• [Stated exercise]: Scan the material and copy every line in which "политики" appears.

• [Exercise material]:
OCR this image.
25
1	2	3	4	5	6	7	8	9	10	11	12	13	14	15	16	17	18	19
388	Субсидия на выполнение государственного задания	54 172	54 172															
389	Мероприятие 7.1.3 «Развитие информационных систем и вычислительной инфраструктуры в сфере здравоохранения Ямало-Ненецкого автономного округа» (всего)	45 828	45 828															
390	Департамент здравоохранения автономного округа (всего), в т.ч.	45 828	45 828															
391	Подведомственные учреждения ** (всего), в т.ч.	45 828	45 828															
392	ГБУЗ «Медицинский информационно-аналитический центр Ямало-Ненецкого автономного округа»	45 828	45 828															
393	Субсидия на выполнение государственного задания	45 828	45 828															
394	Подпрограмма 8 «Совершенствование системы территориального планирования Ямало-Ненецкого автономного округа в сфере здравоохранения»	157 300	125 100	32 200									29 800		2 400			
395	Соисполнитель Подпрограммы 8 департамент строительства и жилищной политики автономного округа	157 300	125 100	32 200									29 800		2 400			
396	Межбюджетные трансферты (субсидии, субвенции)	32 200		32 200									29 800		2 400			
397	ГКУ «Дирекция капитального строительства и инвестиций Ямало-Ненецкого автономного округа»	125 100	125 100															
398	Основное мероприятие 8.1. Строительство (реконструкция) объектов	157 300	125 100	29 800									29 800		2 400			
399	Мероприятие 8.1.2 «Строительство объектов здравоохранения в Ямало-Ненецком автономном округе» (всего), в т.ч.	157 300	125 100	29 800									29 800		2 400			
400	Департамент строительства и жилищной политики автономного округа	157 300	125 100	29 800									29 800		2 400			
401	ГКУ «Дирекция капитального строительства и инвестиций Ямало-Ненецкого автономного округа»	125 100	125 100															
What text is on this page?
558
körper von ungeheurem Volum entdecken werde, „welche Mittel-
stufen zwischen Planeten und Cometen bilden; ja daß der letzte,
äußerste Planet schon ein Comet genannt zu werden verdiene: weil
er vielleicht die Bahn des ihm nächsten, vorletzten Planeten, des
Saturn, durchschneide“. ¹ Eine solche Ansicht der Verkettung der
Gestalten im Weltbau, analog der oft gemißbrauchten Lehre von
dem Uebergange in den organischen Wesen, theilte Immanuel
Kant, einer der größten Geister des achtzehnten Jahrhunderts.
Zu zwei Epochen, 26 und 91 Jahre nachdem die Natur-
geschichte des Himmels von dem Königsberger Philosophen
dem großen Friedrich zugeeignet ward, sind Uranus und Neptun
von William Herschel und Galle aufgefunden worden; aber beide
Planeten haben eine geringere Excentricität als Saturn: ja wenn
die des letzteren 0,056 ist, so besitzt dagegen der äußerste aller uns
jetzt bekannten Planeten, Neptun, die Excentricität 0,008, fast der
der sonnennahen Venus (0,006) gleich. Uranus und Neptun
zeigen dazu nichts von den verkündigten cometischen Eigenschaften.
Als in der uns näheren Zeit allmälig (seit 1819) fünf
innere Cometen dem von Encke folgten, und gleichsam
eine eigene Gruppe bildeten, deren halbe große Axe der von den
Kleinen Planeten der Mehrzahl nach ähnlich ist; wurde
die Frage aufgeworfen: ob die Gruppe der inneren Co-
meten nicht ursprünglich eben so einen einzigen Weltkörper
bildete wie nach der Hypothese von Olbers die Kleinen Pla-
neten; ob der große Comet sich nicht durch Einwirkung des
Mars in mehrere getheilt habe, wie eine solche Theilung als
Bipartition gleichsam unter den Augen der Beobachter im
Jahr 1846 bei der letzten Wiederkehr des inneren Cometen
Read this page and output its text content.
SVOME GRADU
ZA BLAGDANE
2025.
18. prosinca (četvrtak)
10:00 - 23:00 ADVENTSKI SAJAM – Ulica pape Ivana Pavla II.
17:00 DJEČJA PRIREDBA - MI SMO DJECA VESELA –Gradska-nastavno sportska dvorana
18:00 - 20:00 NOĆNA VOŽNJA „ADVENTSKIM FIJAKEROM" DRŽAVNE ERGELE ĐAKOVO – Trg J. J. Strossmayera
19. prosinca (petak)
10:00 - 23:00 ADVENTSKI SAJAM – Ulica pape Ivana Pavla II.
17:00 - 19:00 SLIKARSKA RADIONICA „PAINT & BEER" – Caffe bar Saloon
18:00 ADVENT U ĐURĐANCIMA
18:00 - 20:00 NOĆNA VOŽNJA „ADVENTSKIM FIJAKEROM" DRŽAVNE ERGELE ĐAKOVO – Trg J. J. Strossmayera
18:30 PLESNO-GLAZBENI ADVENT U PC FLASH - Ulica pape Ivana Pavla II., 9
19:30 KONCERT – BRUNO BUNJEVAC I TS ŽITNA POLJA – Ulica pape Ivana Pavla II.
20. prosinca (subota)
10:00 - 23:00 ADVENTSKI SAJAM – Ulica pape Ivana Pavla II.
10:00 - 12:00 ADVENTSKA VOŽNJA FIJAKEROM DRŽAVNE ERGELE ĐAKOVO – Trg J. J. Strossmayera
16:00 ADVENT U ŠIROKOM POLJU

• [Written answer]:
395	Соисполнитель Подпрограммы 8 департамент строительства и жилищной политики автономного округа	157 300	125 100	32 200									29 800		2 400			
400	Департамент строительства и жилищной политики автономного округа	157 300	125 100	29 800									29 800		2 400			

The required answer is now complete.